◆ WRITTEN PROBLEM
Look through the records below and give the number of lines holding the string "banques", nothing more.

'''

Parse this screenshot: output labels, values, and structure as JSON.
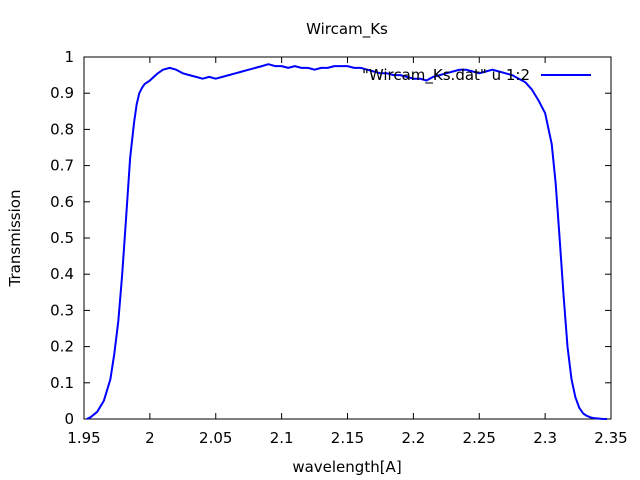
{
  "chart_data": {
    "type": "line",
    "title": "Wircam_Ks",
    "xlabel": "wavelength[A]",
    "ylabel": "Transmission",
    "xlim": [
      1.95,
      2.35
    ],
    "ylim": [
      0,
      1
    ],
    "xticks": [
      "1.95",
      "2",
      "2.05",
      "2.1",
      "2.15",
      "2.2",
      "2.25",
      "2.3",
      "2.35"
    ],
    "yticks": [
      "0",
      "0.1",
      "0.2",
      "0.3",
      "0.4",
      "0.5",
      "0.6",
      "0.7",
      "0.8",
      "0.9",
      "1"
    ],
    "grid": false,
    "legend_position": "top-right",
    "series": [
      {
        "name": "\"Wircam_Ks.dat\" u 1:2",
        "color": "#0000ff",
        "x": [
          1.952,
          1.955,
          1.96,
          1.965,
          1.97,
          1.973,
          1.976,
          1.979,
          1.982,
          1.985,
          1.988,
          1.99,
          1.992,
          1.994,
          1.996,
          1.998,
          2.0,
          2.003,
          2.006,
          2.01,
          2.015,
          2.02,
          2.025,
          2.03,
          2.035,
          2.04,
          2.045,
          2.05,
          2.055,
          2.06,
          2.065,
          2.07,
          2.075,
          2.08,
          2.085,
          2.09,
          2.095,
          2.1,
          2.105,
          2.11,
          2.115,
          2.12,
          2.125,
          2.13,
          2.135,
          2.14,
          2.145,
          2.15,
          2.155,
          2.16,
          2.165,
          2.17,
          2.175,
          2.18,
          2.185,
          2.19,
          2.195,
          2.2,
          2.205,
          2.21,
          2.215,
          2.22,
          2.225,
          2.23,
          2.235,
          2.24,
          2.245,
          2.25,
          2.255,
          2.26,
          2.265,
          2.27,
          2.275,
          2.28,
          2.285,
          2.29,
          2.295,
          2.3,
          2.305,
          2.308,
          2.311,
          2.314,
          2.317,
          2.32,
          2.323,
          2.326,
          2.329,
          2.332,
          2.335,
          2.338,
          2.341,
          2.344,
          2.347
        ],
        "y": [
          0.0,
          0.005,
          0.02,
          0.05,
          0.11,
          0.18,
          0.27,
          0.4,
          0.56,
          0.72,
          0.82,
          0.87,
          0.9,
          0.915,
          0.925,
          0.93,
          0.935,
          0.945,
          0.955,
          0.965,
          0.97,
          0.965,
          0.955,
          0.95,
          0.945,
          0.94,
          0.945,
          0.94,
          0.945,
          0.95,
          0.955,
          0.96,
          0.965,
          0.97,
          0.975,
          0.98,
          0.975,
          0.975,
          0.97,
          0.975,
          0.97,
          0.97,
          0.965,
          0.97,
          0.97,
          0.975,
          0.975,
          0.975,
          0.97,
          0.97,
          0.965,
          0.96,
          0.955,
          0.955,
          0.95,
          0.95,
          0.945,
          0.94,
          0.94,
          0.935,
          0.945,
          0.95,
          0.955,
          0.96,
          0.965,
          0.965,
          0.96,
          0.955,
          0.96,
          0.965,
          0.96,
          0.955,
          0.95,
          0.94,
          0.93,
          0.91,
          0.88,
          0.845,
          0.76,
          0.65,
          0.5,
          0.34,
          0.2,
          0.11,
          0.06,
          0.03,
          0.015,
          0.008,
          0.004,
          0.002,
          0.001,
          0.0,
          0.0
        ]
      }
    ]
  }
}
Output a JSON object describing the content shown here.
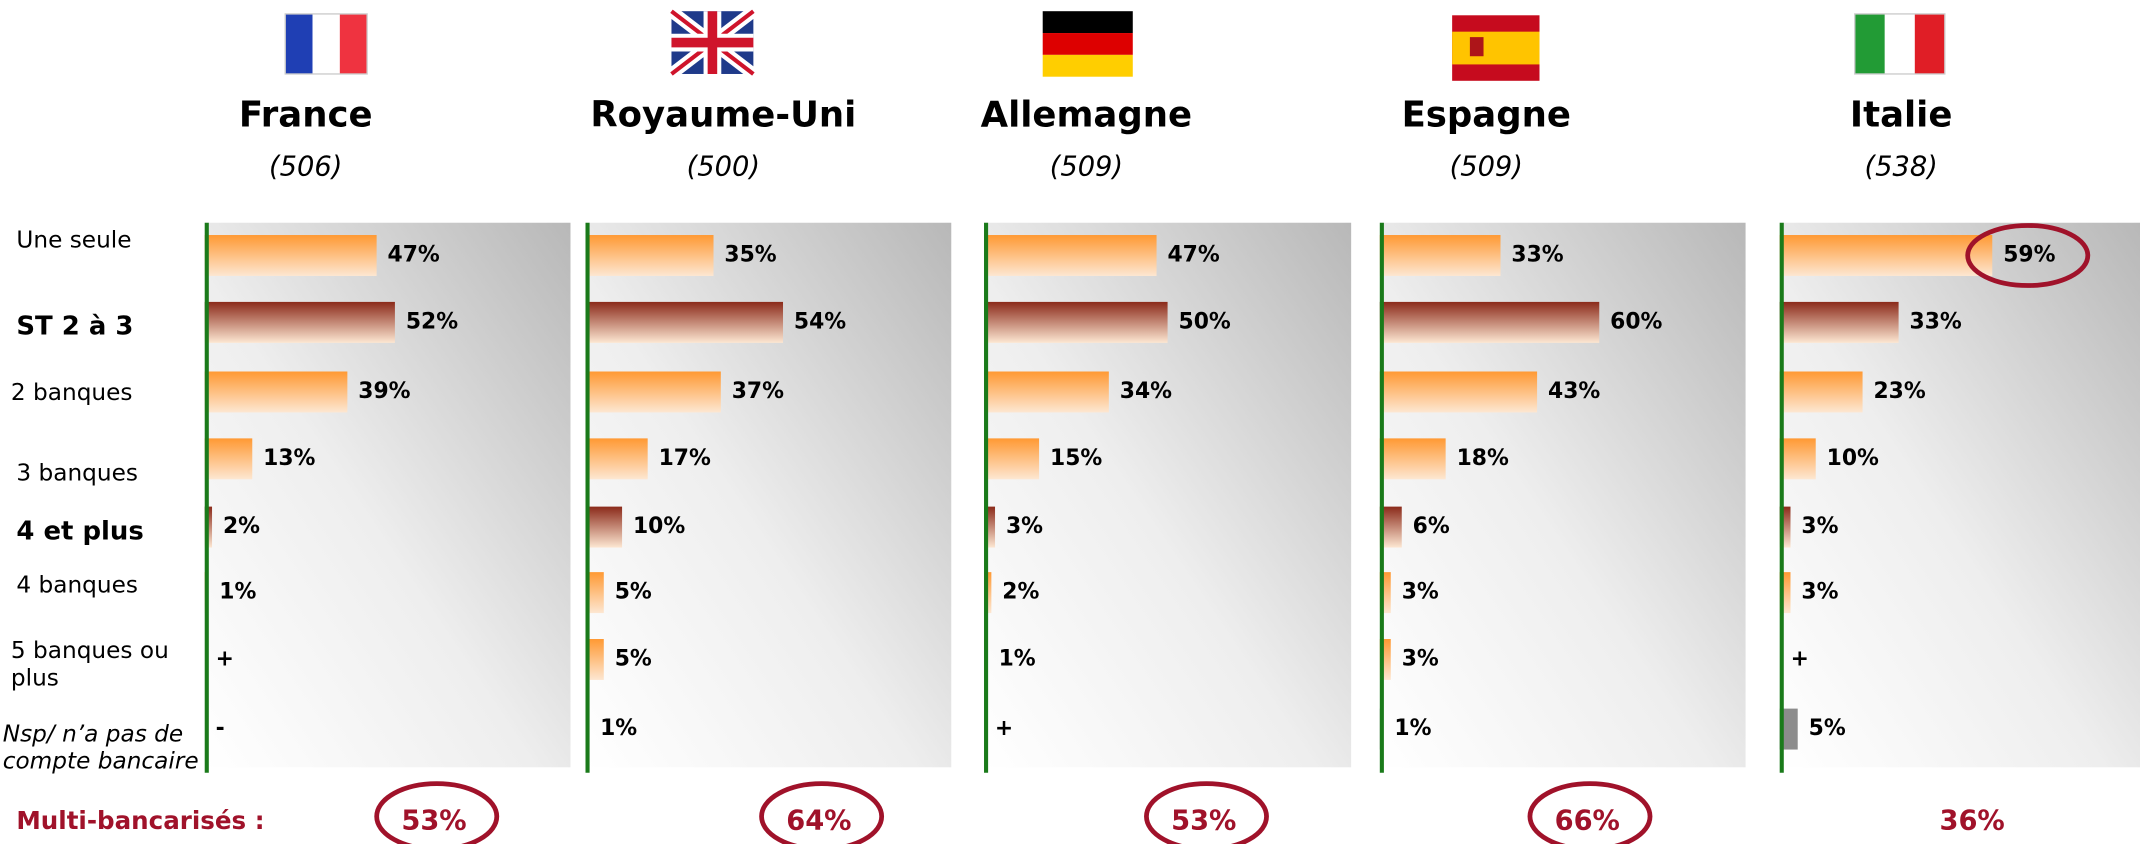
{
  "footer_label": "Multi-bancarisés :",
  "category_styles": [
    "normal",
    "bold",
    "normal",
    "normal",
    "bold",
    "normal",
    "normal",
    "italic"
  ],
  "chart_data": [
    {
      "type": "bar",
      "title": "France",
      "subtitle": "(506)",
      "categories": [
        "Une seule",
        "ST 2 à 3",
        "2 banques",
        "3 banques",
        "4 et plus",
        "4 banques",
        "5 banques ou plus",
        "Nsp/ n’a pas de compte bancaire"
      ],
      "values": [
        47,
        52,
        39,
        13,
        2,
        1,
        0,
        0
      ],
      "value_labels": [
        "47%",
        "52%",
        "39%",
        "13%",
        "2%",
        "1%",
        "+",
        "-"
      ],
      "colors": [
        "#ff9933",
        "#8b2a1a",
        "#ff9933",
        "#ff9933",
        "#8b2a1a",
        "#ff9933",
        "#ff9933",
        "#8c8c8c"
      ],
      "xlim": [
        0,
        100
      ],
      "total": 53,
      "total_label": "53%",
      "total_circled": true
    },
    {
      "type": "bar",
      "title": "Royaume-Uni",
      "subtitle": "(500)",
      "values": [
        35,
        54,
        37,
        17,
        10,
        5,
        5,
        1
      ],
      "value_labels": [
        "35%",
        "54%",
        "37%",
        "17%",
        "10%",
        "5%",
        "5%",
        "1%"
      ],
      "colors": [
        "#ff9933",
        "#8b2a1a",
        "#ff9933",
        "#ff9933",
        "#8b2a1a",
        "#ff9933",
        "#ff9933",
        "#8c8c8c"
      ],
      "xlim": [
        0,
        100
      ],
      "total": 64,
      "total_label": "64%",
      "total_circled": true
    },
    {
      "type": "bar",
      "title": "Allemagne",
      "subtitle": "(509)",
      "values": [
        47,
        50,
        34,
        15,
        3,
        2,
        1,
        0
      ],
      "value_labels": [
        "47%",
        "50%",
        "34%",
        "15%",
        "3%",
        "2%",
        "1%",
        "+"
      ],
      "colors": [
        "#ff9933",
        "#8b2a1a",
        "#ff9933",
        "#ff9933",
        "#8b2a1a",
        "#ff9933",
        "#ff9933",
        "#8c8c8c"
      ],
      "xlim": [
        0,
        100
      ],
      "total": 53,
      "total_label": "53%",
      "total_circled": true
    },
    {
      "type": "bar",
      "title": "Espagne",
      "subtitle": "(509)",
      "values": [
        33,
        60,
        43,
        18,
        6,
        3,
        3,
        1
      ],
      "value_labels": [
        "33%",
        "60%",
        "43%",
        "18%",
        "6%",
        "3%",
        "3%",
        "1%"
      ],
      "colors": [
        "#ff9933",
        "#8b2a1a",
        "#ff9933",
        "#ff9933",
        "#8b2a1a",
        "#ff9933",
        "#ff9933",
        "#8c8c8c"
      ],
      "xlim": [
        0,
        100
      ],
      "total": 66,
      "total_label": "66%",
      "total_circled": true
    },
    {
      "type": "bar",
      "title": "Italie",
      "subtitle": "(538)",
      "values": [
        59,
        33,
        23,
        10,
        3,
        3,
        0,
        5
      ],
      "value_labels": [
        "59%",
        "33%",
        "23%",
        "10%",
        "3%",
        "3%",
        "+",
        "5%"
      ],
      "colors": [
        "#ff9933",
        "#8b2a1a",
        "#ff9933",
        "#ff9933",
        "#8b2a1a",
        "#ff9933",
        "#ff9933",
        "#8c8c8c"
      ],
      "xlim": [
        0,
        100
      ],
      "total": 36,
      "total_label": "36%",
      "total_circled": false,
      "circled_index": 0
    }
  ]
}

'''

◆ TASK OUTPUT
4